TASK
Print the listing below exactly.

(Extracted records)

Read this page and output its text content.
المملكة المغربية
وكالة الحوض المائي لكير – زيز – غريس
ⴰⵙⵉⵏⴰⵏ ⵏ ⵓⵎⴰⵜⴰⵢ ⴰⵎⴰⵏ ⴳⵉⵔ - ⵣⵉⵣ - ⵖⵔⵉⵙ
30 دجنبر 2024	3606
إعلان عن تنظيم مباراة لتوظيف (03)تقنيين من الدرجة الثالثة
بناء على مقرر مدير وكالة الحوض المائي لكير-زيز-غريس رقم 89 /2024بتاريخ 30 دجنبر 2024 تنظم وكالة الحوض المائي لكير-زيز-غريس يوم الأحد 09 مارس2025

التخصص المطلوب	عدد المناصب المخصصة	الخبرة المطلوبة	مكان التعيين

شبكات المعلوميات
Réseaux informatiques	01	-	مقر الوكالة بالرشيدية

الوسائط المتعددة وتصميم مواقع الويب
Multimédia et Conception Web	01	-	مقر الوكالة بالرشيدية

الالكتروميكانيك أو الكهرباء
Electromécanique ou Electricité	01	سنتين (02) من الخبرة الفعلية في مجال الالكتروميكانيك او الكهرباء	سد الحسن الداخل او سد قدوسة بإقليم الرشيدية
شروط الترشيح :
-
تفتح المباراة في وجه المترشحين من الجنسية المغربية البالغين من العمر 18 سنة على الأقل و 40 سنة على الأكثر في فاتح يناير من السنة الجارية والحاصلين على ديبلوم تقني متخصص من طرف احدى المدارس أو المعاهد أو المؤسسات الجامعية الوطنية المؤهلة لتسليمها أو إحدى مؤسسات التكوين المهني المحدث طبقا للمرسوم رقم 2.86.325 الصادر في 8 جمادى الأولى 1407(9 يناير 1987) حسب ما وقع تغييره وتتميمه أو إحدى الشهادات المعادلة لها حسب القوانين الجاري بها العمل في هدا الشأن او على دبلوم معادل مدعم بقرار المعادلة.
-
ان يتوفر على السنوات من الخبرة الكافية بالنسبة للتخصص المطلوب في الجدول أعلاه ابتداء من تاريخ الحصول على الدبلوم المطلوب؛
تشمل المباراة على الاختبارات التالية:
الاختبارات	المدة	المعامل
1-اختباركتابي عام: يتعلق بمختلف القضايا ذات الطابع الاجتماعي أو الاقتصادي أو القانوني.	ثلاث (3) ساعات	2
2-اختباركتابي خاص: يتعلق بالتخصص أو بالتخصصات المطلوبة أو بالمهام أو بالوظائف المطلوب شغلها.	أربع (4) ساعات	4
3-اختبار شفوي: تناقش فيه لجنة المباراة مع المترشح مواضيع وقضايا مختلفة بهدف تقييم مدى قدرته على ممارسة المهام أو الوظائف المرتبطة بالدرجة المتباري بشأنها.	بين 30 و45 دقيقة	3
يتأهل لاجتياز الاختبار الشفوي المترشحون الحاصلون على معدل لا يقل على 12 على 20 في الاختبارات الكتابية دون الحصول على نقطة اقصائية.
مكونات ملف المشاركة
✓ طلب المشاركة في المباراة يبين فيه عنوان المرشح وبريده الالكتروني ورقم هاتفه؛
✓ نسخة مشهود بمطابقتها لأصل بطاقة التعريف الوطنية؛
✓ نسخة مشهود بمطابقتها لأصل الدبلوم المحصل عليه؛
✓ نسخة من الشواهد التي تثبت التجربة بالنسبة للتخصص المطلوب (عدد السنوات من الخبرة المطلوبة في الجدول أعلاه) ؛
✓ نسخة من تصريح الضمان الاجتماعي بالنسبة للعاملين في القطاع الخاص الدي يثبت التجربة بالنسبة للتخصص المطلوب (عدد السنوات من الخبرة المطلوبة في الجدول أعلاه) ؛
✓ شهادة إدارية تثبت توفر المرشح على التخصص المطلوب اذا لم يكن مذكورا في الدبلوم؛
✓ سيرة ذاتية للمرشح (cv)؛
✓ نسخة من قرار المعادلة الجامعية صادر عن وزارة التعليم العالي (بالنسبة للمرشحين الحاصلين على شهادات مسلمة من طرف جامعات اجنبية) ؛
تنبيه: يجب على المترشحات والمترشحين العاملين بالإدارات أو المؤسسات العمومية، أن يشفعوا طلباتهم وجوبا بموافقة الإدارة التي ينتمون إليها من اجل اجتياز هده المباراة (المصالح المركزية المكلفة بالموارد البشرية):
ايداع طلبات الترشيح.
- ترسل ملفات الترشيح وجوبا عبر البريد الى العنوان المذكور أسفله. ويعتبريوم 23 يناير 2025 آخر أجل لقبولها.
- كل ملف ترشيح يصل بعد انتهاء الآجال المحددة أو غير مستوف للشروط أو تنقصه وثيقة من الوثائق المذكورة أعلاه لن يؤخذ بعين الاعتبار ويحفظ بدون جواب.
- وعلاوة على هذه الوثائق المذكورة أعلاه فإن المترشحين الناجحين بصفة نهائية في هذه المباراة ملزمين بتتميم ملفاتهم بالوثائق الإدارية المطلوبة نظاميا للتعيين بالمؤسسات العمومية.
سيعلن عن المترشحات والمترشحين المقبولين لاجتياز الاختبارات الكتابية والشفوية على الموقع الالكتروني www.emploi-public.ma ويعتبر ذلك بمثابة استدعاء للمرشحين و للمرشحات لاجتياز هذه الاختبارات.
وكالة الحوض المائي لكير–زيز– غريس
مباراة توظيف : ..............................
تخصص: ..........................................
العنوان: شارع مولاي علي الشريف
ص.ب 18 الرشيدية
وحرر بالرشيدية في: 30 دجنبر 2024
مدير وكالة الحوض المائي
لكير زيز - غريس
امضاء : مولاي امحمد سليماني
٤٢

ANSWER FOR THE TASK
Read this page and output its text content.
المملكة المغربية
وكالة الحوض المائي لكير – زيز – غريس
ⴰⵙⵉⵏⴰⵏ ⵏ ⵓⵎⴰⵜⴰⵢ ⴰⵎⴰⵏ ⴳⵉⵔ - ⵣⵉⵣ - ⵖⵔⵉⵙ
30 دجنبر 2024	3606
إعلان عن تنظيم مباراة لتوظيف (03)تقنيين من الدرجة الثالثة
بناء على مقرر مدير وكالة الحوض المائي لكير-زيز-غريس رقم 89 /2024بتاريخ 30 دجنبر 2024 تنظم وكالة الحوض المائي لكير-زيز-غريس يوم الأحد 09 مارس2025

التخصص المطلوب	عدد المناصب المخصصة	الخبرة المطلوبة	مكان التعيين

شبكات المعلوميات
Réseaux informatiques	01	-	مقر الوكالة بالرشيدية

الوسائط المتعددة وتصميم مواقع الويب
Multimédia et Conception Web	01	-	مقر الوكالة بالرشيدية

الالكتروميكانيك أو الكهرباء
Electromécanique ou Electricité	01	سنتين (02) من الخبرة الفعلية في مجال الالكتروميكانيك او الكهرباء	سد الحسن الداخل او سد قدوسة بإقليم الرشيدية
شروط الترشيح :
-
تفتح المباراة في وجه المترشحين من الجنسية المغربية البالغين من العمر 18 سنة على الأقل و 40 سنة على الأكثر في فاتح يناير من السنة الجارية والحاصلين على ديبلوم تقني متخصص من طرف احدى المدارس أو المعاهد أو المؤسسات الجامعية الوطنية المؤهلة لتسليمها أو إحدى مؤسسات التكوين المهني المحدث طبقا للمرسوم رقم 2.86.325 الصادر في 8 جمادى الأولى 1407(9 يناير 1987) حسب ما وقع تغييره وتتميمه أو إحدى الشهادات المعادلة لها حسب القوانين الجاري بها العمل في هدا الشأن او على دبلوم معادل مدعم بقرار المعادلة.
-
ان يتوفر على السنوات من الخبرة الكافية بالنسبة للتخصص المطلوب في الجدول أعلاه ابتداء من تاريخ الحصول على الدبلوم المطلوب؛
تشمل المباراة على الاختبارات التالية:
الاختبارات	المدة	المعامل
1-اختباركتابي عام: يتعلق بمختلف القضايا ذات الطابع الاجتماعي أو الاقتصادي أو القانوني.	ثلاث (3) ساعات	2
2-اختباركتابي خاص: يتعلق بالتخصص أو بالتخصصات المطلوبة أو بالمهام أو بالوظائف المطلوب شغلها.	أربع (4) ساعات	4
3-اختبار شفوي: تناقش فيه لجنة المباراة مع المترشح مواضيع وقضايا مختلفة بهدف تقييم مدى قدرته على ممارسة المهام أو الوظائف المرتبطة بالدرجة المتباري بشأنها.	بين 30 و45 دقيقة	3
يتأهل لاجتياز الاختبار الشفوي المترشحون الحاصلون على معدل لا يقل على 12 على 20 في الاختبارات الكتابية دون الحصول على نقطة اقصائية.
مكونات ملف المشاركة
✓ طلب المشاركة في المباراة يبين فيه عنوان المرشح وبريده الالكتروني ورقم هاتفه؛
✓ نسخة مشهود بمطابقتها لأصل بطاقة التعريف الوطنية؛
✓ نسخة مشهود بمطابقتها لأصل الدبلوم المحصل عليه؛
✓ نسخة من الشواهد التي تثبت التجربة بالنسبة للتخصص المطلوب (عدد السنوات من الخبرة المطلوبة في الجدول أعلاه) ؛
✓ نسخة من تصريح الضمان الاجتماعي بالنسبة للعاملين في القطاع الخاص الدي يثبت التجربة بالنسبة للتخصص المطلوب (عدد السنوات من الخبرة المطلوبة في الجدول أعلاه) ؛
✓ شهادة إدارية تثبت توفر المرشح على التخصص المطلوب اذا لم يكن مذكورا في الدبلوم؛
✓ سيرة ذاتية للمرشح (cv)؛
✓ نسخة من قرار المعادلة الجامعية صادر عن وزارة التعليم العالي (بالنسبة للمرشحين الحاصلين على شهادات مسلمة من طرف جامعات اجنبية) ؛
تنبيه: يجب على المترشحات والمترشحين العاملين بالإدارات أو المؤسسات العمومية، أن يشفعوا طلباتهم وجوبا بموافقة الإدارة التي ينتمون إليها من اجل اجتياز هده المباراة (المصالح المركزية المكلفة بالموارد البشرية):
ايداع طلبات الترشيح.
- ترسل ملفات الترشيح وجوبا عبر البريد الى العنوان المذكور أسفله. ويعتبريوم 23 يناير 2025 آخر أجل لقبولها.
- كل ملف ترشيح يصل بعد انتهاء الآجال المحددة أو غير مستوف للشروط أو تنقصه وثيقة من الوثائق المذكورة أعلاه لن يؤخذ بعين الاعتبار ويحفظ بدون جواب.
- وعلاوة على هذه الوثائق المذكورة أعلاه فإن المترشحين الناجحين بصفة نهائية في هذه المباراة ملزمين بتتميم ملفاتهم بالوثائق الإدارية المطلوبة نظاميا للتعيين بالمؤسسات العمومية.
سيعلن عن المترشحات والمترشحين المقبولين لاجتياز الاختبارات الكتابية والشفوية على الموقع الالكتروني www.emploi-public.ma ويعتبر ذلك بمثابة استدعاء للمرشحين و للمرشحات لاجتياز هذه الاختبارات.
وكالة الحوض المائي لكير–زيز– غريس
مباراة توظيف : ..............................
تخصص: ..........................................
العنوان: شارع مولاي علي الشريف
ص.ب 18 الرشيدية
وحرر بالرشيدية في: 30 دجنبر 2024
مدير وكالة الحوض المائي
لكير زيز - غريس
امضاء : مولاي امحمد سليماني
٤٢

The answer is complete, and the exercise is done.